EXERCISE DIRECTIONS:
Search the material for the word "stare" and report each line where it turns up.

(Records excerpted from a collection)
________

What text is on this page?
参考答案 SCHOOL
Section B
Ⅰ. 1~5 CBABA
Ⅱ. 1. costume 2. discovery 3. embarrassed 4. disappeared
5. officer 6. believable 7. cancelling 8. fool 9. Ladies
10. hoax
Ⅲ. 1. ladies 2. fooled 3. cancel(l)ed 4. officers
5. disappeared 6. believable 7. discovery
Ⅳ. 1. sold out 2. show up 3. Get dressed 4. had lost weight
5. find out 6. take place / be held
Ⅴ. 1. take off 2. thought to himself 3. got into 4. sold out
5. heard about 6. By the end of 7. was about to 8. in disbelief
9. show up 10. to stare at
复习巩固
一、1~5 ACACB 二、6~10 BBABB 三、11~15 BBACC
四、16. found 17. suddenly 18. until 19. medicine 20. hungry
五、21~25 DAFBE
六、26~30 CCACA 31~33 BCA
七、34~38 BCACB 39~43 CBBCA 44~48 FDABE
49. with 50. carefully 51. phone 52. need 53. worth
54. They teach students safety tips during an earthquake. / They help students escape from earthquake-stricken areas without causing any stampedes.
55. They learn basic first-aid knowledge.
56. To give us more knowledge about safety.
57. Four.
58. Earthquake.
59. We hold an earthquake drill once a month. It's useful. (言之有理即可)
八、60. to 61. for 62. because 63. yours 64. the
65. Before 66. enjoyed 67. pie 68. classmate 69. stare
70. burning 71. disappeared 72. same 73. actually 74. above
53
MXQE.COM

________

CORRECT RESULT:
9. show up 10. to stare at
65. Before 66. enjoyed 67. pie 68. classmate 69. stare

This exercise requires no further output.